→ **Goal of the exercise**
Gather the lines below that include the string "image", copying each in full.

Dataset rows about figures:

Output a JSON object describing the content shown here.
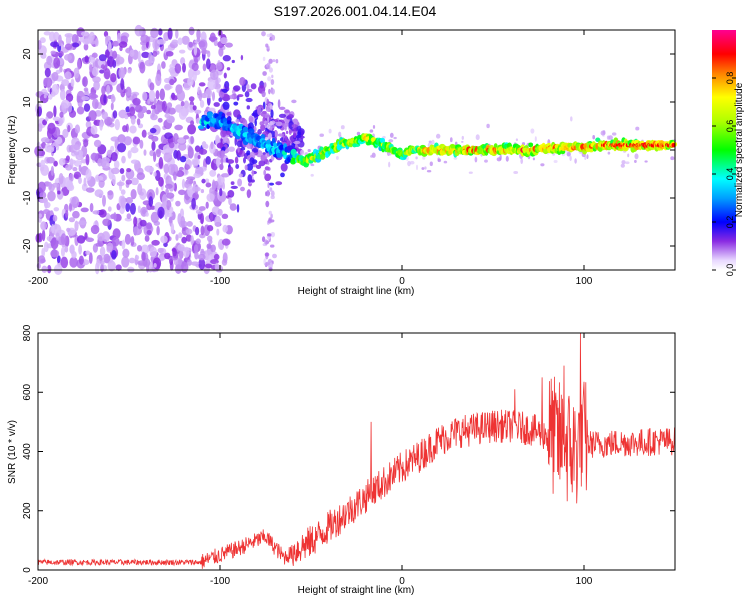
{
  "title": "S197.2026.001.04.14.E04",
  "chart_data": [
    {
      "type": "heatmap",
      "name": "spectrogram",
      "xlabel": "Height of straight line (km)",
      "ylabel": "Frequency (Hz)",
      "xlim": [
        -200,
        150
      ],
      "ylim": [
        -25,
        25
      ],
      "x_ticks": [
        -200,
        -100,
        0,
        100
      ],
      "y_ticks": [
        -20,
        -10,
        0,
        10,
        20
      ],
      "colorbar": {
        "label": "Normalized spectral amplitude",
        "range": [
          0,
          1
        ],
        "ticks": [
          0.0,
          0.2,
          0.4,
          0.6,
          0.8
        ]
      },
      "ridge": {
        "description": "frequency of peak amplitude vs height",
        "x": [
          -100,
          -95,
          -90,
          -85,
          -80,
          -75,
          -70,
          -65,
          -60,
          -55,
          -50,
          -45,
          -40,
          -35,
          -30,
          -25,
          -20,
          -15,
          -10,
          -5,
          0,
          5,
          10,
          20,
          30,
          40,
          50,
          60,
          70,
          80,
          90,
          100,
          110,
          120,
          130,
          140,
          150
        ],
        "y": [
          6,
          5,
          4,
          3,
          2,
          1,
          0,
          -0.5,
          -1.5,
          -2.5,
          -2,
          -1,
          0,
          1,
          1.5,
          2,
          2.5,
          2,
          1,
          0,
          -1,
          0,
          0,
          0,
          0,
          0,
          0,
          0,
          0,
          0.5,
          0.5,
          0.5,
          1,
          1,
          1,
          1,
          1
        ]
      }
    },
    {
      "type": "line",
      "name": "snr",
      "xlabel": "Height of straight line (km)",
      "ylabel": "SNR (10 * v/v)",
      "xlim": [
        -200,
        150
      ],
      "ylim": [
        0,
        800
      ],
      "x_ticks": [
        -200,
        -100,
        0,
        100
      ],
      "y_ticks": [
        0,
        200,
        400,
        600,
        800
      ],
      "color": "#ee3333",
      "trend": {
        "x": [
          -200,
          -110,
          -90,
          -75,
          -65,
          -50,
          -40,
          -30,
          -20,
          -10,
          0,
          10,
          20,
          30,
          40,
          50,
          60,
          70,
          80,
          85,
          90,
          95,
          100,
          110,
          120,
          130,
          140,
          150
        ],
        "y": [
          25,
          25,
          70,
          110,
          40,
          90,
          140,
          190,
          240,
          290,
          340,
          380,
          430,
          460,
          470,
          480,
          480,
          470,
          450,
          420,
          400,
          380,
          420,
          420,
          425,
          425,
          430,
          430
        ]
      },
      "spikes": [
        {
          "x": -17,
          "y": 500
        },
        {
          "x": 62,
          "y": 610
        },
        {
          "x": 77,
          "y": 650
        },
        {
          "x": 89,
          "y": 690
        },
        {
          "x": 98,
          "y": 800
        }
      ]
    }
  ]
}
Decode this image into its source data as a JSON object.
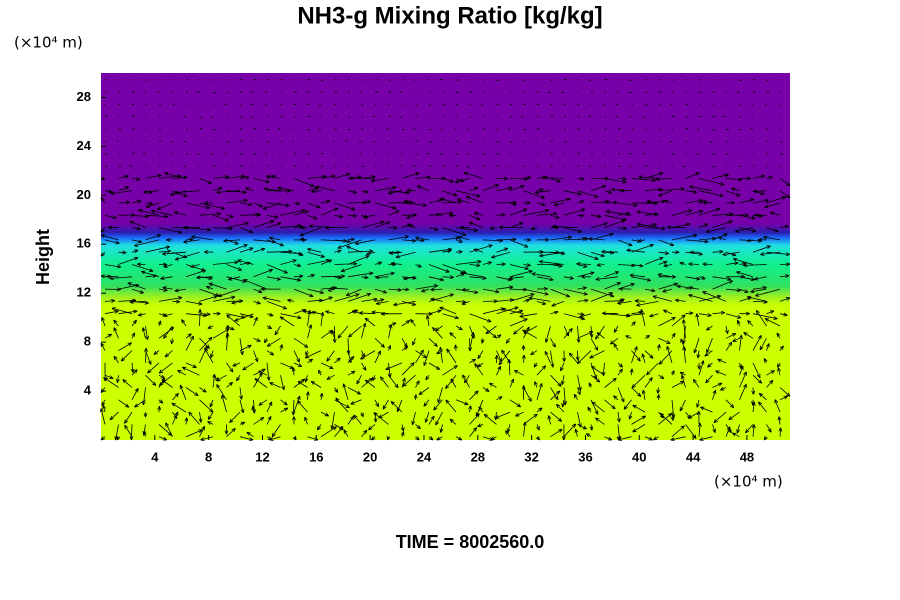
{
  "chart_data": {
    "type": "field",
    "title": "NH3-g Mixing Ratio [kg/kg]",
    "y_label": "Height",
    "x_unit_label": "(×10⁴ m)",
    "y_unit_label": "(×10⁴ m)",
    "annotation": "TIME = 8002560.0",
    "xlim": [
      0,
      51.2
    ],
    "xticks": [
      4,
      8,
      12,
      16,
      20,
      24,
      28,
      32,
      36,
      40,
      44,
      48
    ],
    "ylim": [
      0,
      30
    ],
    "yticks": [
      4,
      8,
      12,
      16,
      20,
      24,
      28
    ]
  }
}
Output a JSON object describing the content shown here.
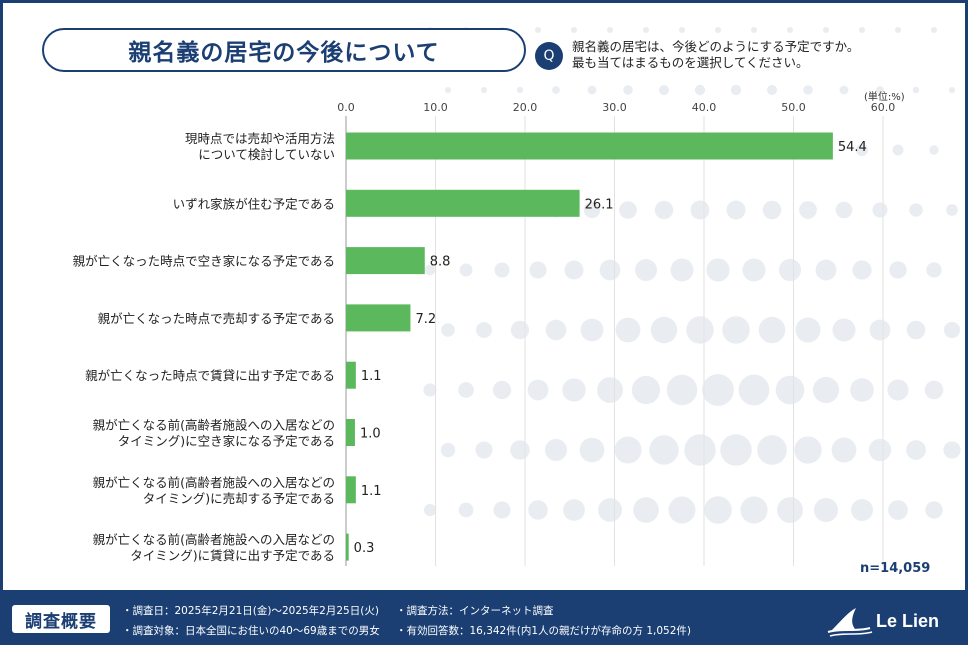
{
  "header": {
    "title": "親名義の居宅の今後について",
    "q_badge": "Q",
    "question_lines": [
      "親名義の居宅は、今後どのようにする予定ですか。",
      "最も当てはまるものを選択してください。"
    ]
  },
  "chart_data": {
    "type": "bar",
    "orientation": "horizontal",
    "unit_label": "(単位:%)",
    "xlim": [
      0,
      60
    ],
    "ticks": [
      "0.0",
      "10.0",
      "20.0",
      "30.0",
      "40.0",
      "50.0",
      "60.0"
    ],
    "tick_values": [
      0,
      10,
      20,
      30,
      40,
      50,
      60
    ],
    "grid": true,
    "categories": [
      [
        "現時点では売却や活用方法",
        "について検討していない"
      ],
      [
        "いずれ家族が住む予定である"
      ],
      [
        "親が亡くなった時点で空き家になる予定である"
      ],
      [
        "親が亡くなった時点で売却する予定である"
      ],
      [
        "親が亡くなった時点で賃貸に出す予定である"
      ],
      [
        "親が亡くなる前(高齢者施設への入居などの",
        "タイミング)に空き家になる予定である"
      ],
      [
        "親が亡くなる前(高齢者施設への入居などの",
        "タイミング)に売却する予定である"
      ],
      [
        "親が亡くなる前(高齢者施設への入居などの",
        "タイミング)に賃貸に出す予定である"
      ]
    ],
    "values": [
      54.4,
      26.1,
      8.8,
      7.2,
      1.1,
      1.0,
      1.1,
      0.3
    ],
    "value_labels": [
      "54.4",
      "26.1",
      "8.8",
      "7.2",
      "1.1",
      "1.0",
      "1.1",
      "0.3"
    ],
    "bar_color": "#5cb85c",
    "n_label": "n=14,059"
  },
  "footer": {
    "title": "調査概要",
    "notes": [
      "・調査日：2025年2月21日(金)〜2025年2月25日(火)",
      "・調査対象：日本全国にお住いの40〜69歳までの男女",
      "・調査方法：インターネット調査",
      "・有効回答数：16,342件(内1人の親だけが存命の方 1,052件)"
    ],
    "logo_text": "Le Lien"
  },
  "colors": {
    "navy": "#1b3f73",
    "bar": "#5cb85c",
    "dots": "#e9edf2"
  }
}
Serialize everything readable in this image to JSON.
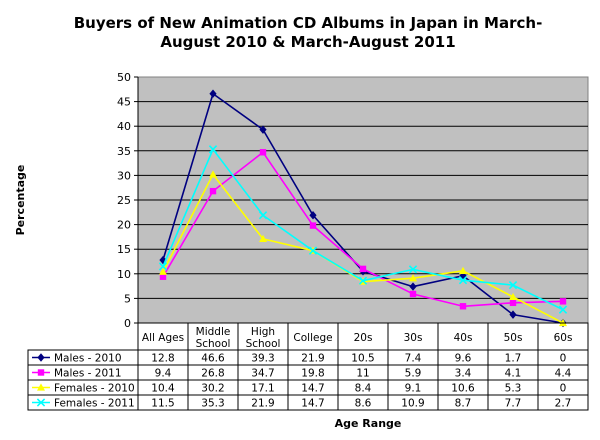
{
  "chart_data": {
    "type": "line",
    "title_lines": [
      "Buyers of New Animation CD Albums in Japan in March-",
      "August 2010 & March-August 2011"
    ],
    "xlabel": "Age Range",
    "ylabel": "Percentage",
    "ylim": [
      0,
      50
    ],
    "yticks": [
      0,
      5,
      10,
      15,
      20,
      25,
      30,
      35,
      40,
      45,
      50
    ],
    "categories": [
      {
        "lines": [
          "All Ages"
        ]
      },
      {
        "lines": [
          "Middle",
          "School"
        ]
      },
      {
        "lines": [
          "High",
          "School"
        ]
      },
      {
        "lines": [
          "College"
        ]
      },
      {
        "lines": [
          "20s"
        ]
      },
      {
        "lines": [
          "30s"
        ]
      },
      {
        "lines": [
          "40s"
        ]
      },
      {
        "lines": [
          "50s"
        ]
      },
      {
        "lines": [
          "60s"
        ]
      }
    ],
    "grid": true,
    "legend": "data-table",
    "series": [
      {
        "name": "Males - 2010",
        "color": "#000080",
        "marker": "diamond",
        "values": [
          12.8,
          46.6,
          39.3,
          21.9,
          10.5,
          7.4,
          9.6,
          1.7,
          0
        ],
        "labels": [
          "12.8",
          "46.6",
          "39.3",
          "21.9",
          "10.5",
          "7.4",
          "9.6",
          "1.7",
          "0"
        ]
      },
      {
        "name": "Males - 2011",
        "color": "#ff00ff",
        "marker": "square",
        "values": [
          9.4,
          26.8,
          34.7,
          19.8,
          11,
          5.9,
          3.4,
          4.1,
          4.4
        ],
        "labels": [
          "9.4",
          "26.8",
          "34.7",
          "19.8",
          "11",
          "5.9",
          "3.4",
          "4.1",
          "4.4"
        ]
      },
      {
        "name": "Females - 2010",
        "color": "#ffff00",
        "marker": "triangle",
        "values": [
          10.4,
          30.2,
          17.1,
          14.7,
          8.4,
          9.1,
          10.6,
          5.3,
          0
        ],
        "labels": [
          "10.4",
          "30.2",
          "17.1",
          "14.7",
          "8.4",
          "9.1",
          "10.6",
          "5.3",
          "0"
        ]
      },
      {
        "name": "Females - 2011",
        "color": "#00ffff",
        "marker": "x",
        "values": [
          11.5,
          35.3,
          21.9,
          14.7,
          8.6,
          10.9,
          8.7,
          7.7,
          2.7
        ],
        "labels": [
          "11.5",
          "35.3",
          "21.9",
          "14.7",
          "8.6",
          "10.9",
          "8.7",
          "7.7",
          "2.7"
        ]
      }
    ]
  }
}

→ **Worked solution**
Decode this image into its source data as a JSON object.
Serialize everything readable in this image to JSON.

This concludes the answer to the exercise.